TASK PROMPT:
Locate the lines where "한국여성독립운동연구원" occurs and copy them as they stand.

DATA EXCERPTS:

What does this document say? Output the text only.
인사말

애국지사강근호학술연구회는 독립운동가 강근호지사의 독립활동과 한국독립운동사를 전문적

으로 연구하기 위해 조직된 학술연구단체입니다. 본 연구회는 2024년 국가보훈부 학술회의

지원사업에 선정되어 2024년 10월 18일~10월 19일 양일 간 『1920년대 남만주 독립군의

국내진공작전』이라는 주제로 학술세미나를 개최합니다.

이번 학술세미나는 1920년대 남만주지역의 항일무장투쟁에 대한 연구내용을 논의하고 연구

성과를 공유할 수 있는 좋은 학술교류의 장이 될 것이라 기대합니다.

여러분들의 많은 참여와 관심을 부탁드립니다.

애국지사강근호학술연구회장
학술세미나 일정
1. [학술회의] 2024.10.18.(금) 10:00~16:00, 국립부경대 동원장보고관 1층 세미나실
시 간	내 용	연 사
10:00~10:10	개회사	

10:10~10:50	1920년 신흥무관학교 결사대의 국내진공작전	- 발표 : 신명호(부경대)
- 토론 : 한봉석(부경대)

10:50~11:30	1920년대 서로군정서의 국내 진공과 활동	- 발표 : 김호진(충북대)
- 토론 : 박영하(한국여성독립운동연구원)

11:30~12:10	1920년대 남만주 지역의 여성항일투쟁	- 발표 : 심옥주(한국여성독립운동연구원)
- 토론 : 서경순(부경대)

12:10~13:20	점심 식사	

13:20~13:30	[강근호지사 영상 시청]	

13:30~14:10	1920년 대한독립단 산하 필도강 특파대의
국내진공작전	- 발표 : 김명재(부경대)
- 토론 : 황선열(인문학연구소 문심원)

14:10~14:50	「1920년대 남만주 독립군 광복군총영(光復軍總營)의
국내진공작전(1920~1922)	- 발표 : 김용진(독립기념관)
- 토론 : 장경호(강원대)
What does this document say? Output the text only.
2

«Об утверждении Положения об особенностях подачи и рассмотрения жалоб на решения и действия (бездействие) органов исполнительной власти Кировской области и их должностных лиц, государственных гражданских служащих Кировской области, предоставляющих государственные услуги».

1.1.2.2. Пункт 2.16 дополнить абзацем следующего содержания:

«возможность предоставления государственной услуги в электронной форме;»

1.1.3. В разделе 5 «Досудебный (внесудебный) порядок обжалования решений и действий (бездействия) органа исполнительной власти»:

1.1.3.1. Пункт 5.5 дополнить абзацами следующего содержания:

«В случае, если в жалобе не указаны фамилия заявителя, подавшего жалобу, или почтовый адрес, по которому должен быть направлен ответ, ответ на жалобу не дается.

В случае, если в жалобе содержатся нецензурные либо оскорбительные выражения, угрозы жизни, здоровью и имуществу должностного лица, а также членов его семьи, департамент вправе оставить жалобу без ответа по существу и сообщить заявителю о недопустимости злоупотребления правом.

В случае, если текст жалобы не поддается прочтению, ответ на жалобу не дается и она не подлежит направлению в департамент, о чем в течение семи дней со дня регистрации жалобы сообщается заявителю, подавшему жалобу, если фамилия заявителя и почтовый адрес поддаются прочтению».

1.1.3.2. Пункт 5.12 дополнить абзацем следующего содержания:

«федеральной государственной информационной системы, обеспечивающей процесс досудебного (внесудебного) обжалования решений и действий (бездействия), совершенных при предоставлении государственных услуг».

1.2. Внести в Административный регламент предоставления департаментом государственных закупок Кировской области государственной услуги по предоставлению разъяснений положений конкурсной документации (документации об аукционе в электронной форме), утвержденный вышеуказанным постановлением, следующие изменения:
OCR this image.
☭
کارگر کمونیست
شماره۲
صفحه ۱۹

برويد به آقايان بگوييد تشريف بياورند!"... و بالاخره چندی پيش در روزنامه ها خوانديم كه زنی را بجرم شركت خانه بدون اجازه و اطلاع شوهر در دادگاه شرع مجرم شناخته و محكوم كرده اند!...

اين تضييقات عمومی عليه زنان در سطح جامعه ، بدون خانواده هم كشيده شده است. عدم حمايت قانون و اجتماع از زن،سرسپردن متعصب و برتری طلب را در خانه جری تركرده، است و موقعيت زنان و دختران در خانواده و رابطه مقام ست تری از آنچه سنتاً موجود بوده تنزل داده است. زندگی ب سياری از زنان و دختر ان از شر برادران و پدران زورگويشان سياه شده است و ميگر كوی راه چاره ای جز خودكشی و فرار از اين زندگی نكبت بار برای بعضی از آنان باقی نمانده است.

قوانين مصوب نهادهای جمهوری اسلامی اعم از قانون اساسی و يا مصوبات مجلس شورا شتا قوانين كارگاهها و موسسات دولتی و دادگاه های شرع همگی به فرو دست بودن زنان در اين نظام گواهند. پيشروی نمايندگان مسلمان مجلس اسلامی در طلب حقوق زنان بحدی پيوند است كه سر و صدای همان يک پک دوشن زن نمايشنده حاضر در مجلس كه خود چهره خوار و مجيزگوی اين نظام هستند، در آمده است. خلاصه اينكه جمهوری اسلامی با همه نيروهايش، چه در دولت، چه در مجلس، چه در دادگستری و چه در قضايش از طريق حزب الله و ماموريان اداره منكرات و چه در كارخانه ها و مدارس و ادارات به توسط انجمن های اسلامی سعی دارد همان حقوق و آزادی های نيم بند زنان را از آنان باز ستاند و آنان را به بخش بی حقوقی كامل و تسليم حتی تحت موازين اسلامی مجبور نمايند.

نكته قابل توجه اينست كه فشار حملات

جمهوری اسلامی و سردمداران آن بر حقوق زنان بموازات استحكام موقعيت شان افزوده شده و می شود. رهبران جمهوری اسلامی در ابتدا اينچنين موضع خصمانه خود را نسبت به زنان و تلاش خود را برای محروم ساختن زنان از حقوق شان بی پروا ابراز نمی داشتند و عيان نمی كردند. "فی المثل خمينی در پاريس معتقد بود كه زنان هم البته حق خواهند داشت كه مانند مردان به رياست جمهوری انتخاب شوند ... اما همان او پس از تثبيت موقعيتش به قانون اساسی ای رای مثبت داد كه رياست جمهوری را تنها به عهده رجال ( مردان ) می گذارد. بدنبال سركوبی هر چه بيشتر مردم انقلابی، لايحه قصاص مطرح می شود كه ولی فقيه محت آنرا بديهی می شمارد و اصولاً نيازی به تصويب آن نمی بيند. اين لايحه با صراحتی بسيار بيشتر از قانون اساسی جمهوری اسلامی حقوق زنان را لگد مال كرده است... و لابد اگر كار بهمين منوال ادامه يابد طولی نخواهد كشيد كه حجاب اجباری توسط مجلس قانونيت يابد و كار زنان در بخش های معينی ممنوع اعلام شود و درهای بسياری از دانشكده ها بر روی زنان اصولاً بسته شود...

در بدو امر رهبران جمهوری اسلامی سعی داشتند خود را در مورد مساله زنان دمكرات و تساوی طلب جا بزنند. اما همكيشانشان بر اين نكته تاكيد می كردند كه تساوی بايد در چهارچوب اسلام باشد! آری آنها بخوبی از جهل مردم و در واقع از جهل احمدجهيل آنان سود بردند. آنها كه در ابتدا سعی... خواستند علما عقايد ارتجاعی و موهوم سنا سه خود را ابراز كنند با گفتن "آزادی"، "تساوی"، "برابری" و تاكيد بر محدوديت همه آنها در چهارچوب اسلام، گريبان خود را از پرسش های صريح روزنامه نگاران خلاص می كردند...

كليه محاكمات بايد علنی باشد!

THE OUTPUT:
- 토론 : 박영하(한국여성독립운동연구원)
11:30~12:10	1920년대 남만주 지역의 여성항일투쟁	- 발표 : 심옥주(한국여성독립운동연구원)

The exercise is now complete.